====== Supplied records

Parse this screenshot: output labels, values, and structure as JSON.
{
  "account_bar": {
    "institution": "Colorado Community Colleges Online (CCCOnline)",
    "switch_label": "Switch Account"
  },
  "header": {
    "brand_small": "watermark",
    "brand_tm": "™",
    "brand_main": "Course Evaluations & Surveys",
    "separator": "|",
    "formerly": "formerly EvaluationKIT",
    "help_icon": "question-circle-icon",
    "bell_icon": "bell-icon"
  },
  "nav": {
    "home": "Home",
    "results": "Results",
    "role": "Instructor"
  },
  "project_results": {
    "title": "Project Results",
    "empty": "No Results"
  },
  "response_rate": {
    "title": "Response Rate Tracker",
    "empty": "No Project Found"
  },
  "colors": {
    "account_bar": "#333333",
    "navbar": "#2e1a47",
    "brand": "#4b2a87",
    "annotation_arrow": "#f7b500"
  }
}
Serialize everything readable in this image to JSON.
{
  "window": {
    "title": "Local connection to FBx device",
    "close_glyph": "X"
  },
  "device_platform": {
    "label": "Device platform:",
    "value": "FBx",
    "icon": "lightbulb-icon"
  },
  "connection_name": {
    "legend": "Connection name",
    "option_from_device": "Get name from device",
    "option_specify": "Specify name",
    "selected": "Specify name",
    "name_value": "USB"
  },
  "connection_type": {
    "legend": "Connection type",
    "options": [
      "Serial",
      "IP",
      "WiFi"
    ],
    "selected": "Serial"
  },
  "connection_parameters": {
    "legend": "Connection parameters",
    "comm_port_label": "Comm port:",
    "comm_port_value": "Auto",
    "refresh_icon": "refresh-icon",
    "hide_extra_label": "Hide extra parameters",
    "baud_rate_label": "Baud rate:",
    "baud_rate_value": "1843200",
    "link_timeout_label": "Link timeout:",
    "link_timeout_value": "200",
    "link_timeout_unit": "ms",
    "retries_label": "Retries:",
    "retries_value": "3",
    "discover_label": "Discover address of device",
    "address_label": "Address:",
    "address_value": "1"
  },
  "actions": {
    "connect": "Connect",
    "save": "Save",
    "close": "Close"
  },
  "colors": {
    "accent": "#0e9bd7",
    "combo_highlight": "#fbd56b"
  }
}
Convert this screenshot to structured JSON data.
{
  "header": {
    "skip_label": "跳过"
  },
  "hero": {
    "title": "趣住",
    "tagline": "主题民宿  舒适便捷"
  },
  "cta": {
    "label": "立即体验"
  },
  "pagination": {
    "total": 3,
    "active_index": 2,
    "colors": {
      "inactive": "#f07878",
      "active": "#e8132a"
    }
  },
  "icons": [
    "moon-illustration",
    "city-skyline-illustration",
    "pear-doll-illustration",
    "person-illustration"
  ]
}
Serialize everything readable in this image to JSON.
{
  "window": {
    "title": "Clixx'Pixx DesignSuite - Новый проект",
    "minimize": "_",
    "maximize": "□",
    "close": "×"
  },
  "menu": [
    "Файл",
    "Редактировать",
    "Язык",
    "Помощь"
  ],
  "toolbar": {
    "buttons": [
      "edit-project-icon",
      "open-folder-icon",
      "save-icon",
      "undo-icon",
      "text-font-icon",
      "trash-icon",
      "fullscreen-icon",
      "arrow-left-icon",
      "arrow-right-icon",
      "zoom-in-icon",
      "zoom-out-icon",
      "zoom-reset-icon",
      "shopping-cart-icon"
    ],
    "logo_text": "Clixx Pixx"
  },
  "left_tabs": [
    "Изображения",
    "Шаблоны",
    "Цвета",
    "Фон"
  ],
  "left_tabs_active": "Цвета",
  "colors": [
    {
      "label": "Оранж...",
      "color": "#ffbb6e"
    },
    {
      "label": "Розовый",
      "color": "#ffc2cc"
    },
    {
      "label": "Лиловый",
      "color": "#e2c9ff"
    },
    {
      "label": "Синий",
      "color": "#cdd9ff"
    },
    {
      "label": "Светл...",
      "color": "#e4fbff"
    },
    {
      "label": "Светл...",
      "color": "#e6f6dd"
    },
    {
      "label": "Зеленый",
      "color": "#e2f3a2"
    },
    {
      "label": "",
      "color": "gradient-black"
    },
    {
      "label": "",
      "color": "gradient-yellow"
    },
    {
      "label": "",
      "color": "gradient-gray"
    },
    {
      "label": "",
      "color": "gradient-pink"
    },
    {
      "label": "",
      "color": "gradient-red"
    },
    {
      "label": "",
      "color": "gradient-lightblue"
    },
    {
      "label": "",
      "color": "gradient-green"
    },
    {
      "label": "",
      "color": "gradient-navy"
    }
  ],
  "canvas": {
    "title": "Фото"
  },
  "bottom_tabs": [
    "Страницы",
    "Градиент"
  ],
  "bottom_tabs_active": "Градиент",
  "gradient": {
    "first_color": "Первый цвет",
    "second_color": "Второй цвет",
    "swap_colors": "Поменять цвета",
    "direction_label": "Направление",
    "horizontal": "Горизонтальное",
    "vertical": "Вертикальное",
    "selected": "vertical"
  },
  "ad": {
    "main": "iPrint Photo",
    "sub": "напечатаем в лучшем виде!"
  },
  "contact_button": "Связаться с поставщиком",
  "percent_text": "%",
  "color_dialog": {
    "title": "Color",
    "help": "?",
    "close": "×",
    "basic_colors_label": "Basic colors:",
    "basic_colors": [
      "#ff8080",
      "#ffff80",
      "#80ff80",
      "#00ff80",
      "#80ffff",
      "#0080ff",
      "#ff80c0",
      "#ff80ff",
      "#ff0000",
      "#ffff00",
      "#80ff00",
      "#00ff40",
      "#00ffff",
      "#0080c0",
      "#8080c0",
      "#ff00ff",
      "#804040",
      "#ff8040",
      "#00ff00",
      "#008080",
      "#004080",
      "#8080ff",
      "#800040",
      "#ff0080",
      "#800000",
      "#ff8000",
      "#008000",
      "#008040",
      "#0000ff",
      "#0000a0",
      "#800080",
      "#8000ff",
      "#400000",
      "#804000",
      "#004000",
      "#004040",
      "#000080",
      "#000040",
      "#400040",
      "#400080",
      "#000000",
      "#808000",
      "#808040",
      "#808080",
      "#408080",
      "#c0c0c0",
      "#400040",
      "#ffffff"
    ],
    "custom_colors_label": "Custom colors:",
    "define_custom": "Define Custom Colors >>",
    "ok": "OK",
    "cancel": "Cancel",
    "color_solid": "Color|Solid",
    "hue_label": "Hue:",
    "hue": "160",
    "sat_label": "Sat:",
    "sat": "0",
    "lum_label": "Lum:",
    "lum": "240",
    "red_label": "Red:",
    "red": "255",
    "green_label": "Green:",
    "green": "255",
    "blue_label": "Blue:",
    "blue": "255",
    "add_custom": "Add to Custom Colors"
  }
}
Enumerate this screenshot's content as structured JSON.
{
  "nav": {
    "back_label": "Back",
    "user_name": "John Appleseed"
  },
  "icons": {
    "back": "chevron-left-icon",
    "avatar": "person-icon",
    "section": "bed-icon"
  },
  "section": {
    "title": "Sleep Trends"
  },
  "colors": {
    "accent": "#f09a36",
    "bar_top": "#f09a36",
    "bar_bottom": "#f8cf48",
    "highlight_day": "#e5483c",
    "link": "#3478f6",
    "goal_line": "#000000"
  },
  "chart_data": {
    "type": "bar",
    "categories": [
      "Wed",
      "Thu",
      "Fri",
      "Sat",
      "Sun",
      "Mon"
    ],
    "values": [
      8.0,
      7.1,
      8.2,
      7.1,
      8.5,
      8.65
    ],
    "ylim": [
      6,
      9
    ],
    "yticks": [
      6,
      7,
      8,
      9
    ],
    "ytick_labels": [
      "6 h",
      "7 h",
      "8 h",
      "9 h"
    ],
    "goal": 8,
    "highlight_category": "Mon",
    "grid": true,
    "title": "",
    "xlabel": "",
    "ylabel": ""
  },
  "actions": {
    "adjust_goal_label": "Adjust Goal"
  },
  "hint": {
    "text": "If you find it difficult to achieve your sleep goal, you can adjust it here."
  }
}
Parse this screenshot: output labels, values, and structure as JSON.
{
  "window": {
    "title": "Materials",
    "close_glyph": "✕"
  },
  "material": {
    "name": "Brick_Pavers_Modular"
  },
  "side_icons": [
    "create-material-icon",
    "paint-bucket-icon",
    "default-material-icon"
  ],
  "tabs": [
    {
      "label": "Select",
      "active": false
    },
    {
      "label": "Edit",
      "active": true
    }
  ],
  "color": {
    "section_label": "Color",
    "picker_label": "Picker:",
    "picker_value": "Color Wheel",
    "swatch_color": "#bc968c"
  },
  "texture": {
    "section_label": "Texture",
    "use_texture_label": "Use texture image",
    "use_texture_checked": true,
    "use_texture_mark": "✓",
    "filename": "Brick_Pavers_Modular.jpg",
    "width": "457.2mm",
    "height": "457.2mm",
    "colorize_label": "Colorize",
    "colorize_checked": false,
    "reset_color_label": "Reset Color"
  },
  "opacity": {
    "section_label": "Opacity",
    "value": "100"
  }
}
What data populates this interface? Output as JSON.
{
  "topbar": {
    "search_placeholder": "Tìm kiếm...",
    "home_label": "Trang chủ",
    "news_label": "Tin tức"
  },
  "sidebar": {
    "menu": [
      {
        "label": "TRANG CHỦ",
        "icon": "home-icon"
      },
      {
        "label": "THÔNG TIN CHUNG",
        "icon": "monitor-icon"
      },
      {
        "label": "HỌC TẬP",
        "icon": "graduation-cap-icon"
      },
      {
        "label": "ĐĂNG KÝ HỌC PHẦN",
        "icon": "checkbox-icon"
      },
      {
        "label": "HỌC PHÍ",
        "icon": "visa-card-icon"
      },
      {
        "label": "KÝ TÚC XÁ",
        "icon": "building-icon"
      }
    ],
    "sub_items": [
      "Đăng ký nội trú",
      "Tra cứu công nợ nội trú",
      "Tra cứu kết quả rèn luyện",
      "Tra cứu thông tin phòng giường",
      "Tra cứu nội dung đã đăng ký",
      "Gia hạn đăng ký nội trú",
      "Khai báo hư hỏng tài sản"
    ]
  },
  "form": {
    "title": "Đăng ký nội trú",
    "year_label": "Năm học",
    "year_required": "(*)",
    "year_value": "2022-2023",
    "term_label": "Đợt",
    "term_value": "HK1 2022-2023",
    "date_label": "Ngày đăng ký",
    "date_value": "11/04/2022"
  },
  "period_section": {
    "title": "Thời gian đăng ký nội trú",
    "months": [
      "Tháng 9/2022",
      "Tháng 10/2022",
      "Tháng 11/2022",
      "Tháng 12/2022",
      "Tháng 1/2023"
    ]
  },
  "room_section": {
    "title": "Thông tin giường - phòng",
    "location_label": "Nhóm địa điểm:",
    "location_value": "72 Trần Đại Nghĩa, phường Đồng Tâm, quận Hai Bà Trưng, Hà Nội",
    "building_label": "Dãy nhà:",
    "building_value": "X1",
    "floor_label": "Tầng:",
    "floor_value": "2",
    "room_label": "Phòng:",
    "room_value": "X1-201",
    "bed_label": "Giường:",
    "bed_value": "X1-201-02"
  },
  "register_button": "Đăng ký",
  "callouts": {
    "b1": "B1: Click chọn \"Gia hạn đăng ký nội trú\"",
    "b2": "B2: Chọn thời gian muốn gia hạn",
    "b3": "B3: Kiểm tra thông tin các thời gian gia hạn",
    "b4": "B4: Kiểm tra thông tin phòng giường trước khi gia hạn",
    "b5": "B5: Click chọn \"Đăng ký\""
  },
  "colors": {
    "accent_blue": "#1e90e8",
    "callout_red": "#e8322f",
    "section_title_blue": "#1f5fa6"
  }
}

============

:: Task instructions ::
Write out again, exactly, the lines from the one holding "What data populates" through the end of the listing, with both ends included.

:: Task output ::
What data populates this interface? Output as JSON.
{
  "topbar": {
    "search_placeholder": "Tìm kiếm...",
    "home_label": "Trang chủ",
    "news_label": "Tin tức"
  },
  "sidebar": {
    "menu": [
      {
        "label": "TRANG CHỦ",
        "icon": "home-icon"
      },
      {
        "label": "THÔNG TIN CHUNG",
        "icon": "monitor-icon"
      },
      {
        "label": "HỌC TẬP",
        "icon": "graduation-cap-icon"
      },
      {
        "label": "ĐĂNG KÝ HỌC PHẦN",
        "icon": "checkbox-icon"
      },
      {
        "label": "HỌC PHÍ",
        "icon": "visa-card-icon"
      },
      {
        "label": "KÝ TÚC XÁ",
        "icon": "building-icon"
      }
    ],
    "sub_items": [
      "Đăng ký nội trú",
      "Tra cứu công nợ nội trú",
      "Tra cứu kết quả rèn luyện",
      "Tra cứu thông tin phòng giường",
      "Tra cứu nội dung đã đăng ký",
      "Gia hạn đăng ký nội trú",
      "Khai báo hư hỏng tài sản"
    ]
  },
  "form": {
    "title": "Đăng ký nội trú",
    "year_label": "Năm học",
    "year_required": "(*)",
    "year_value": "2022-2023",
    "term_label": "Đợt",
    "term_value": "HK1 2022-2023",
    "date_label": "Ngày đăng ký",
    "date_value": "11/04/2022"
  },
  "period_section": {
    "title": "Thời gian đăng ký nội trú",
    "months": [
      "Tháng 9/2022",
      "Tháng 10/2022",
      "Tháng 11/2022",
      "Tháng 12/2022",
      "Tháng 1/2023"
    ]
  },
  "room_section": {
    "title": "Thông tin giường - phòng",
    "location_label": "Nhóm địa điểm:",
    "location_value": "72 Trần Đại Nghĩa, phường Đồng Tâm, quận Hai Bà Trưng, Hà Nội",
    "building_label": "Dãy nhà:",
    "building_value": "X1",
    "floor_label": "Tầng:",
    "floor_value": "2",
    "room_label": "Phòng:",
    "room_value": "X1-201",
    "bed_label": "Giường:",
    "bed_value": "X1-201-02"
  },
  "register_button": "Đăng ký",
  "callouts": {
    "b1": "B1: Click chọn \"Gia hạn đăng ký nội trú\"",
    "b2": "B2: Chọn thời gian muốn gia hạn",
    "b3": "B3: Kiểm tra thông tin các thời gian gia hạn",
    "b4": "B4: Kiểm tra thông tin phòng giường trước khi gia hạn",
    "b5": "B5: Click chọn \"Đăng ký\""
  },
  "colors": {
    "accent_blue": "#1e90e8",
    "callout_red": "#e8322f",
    "section_title_blue": "#1f5fa6"
  }
}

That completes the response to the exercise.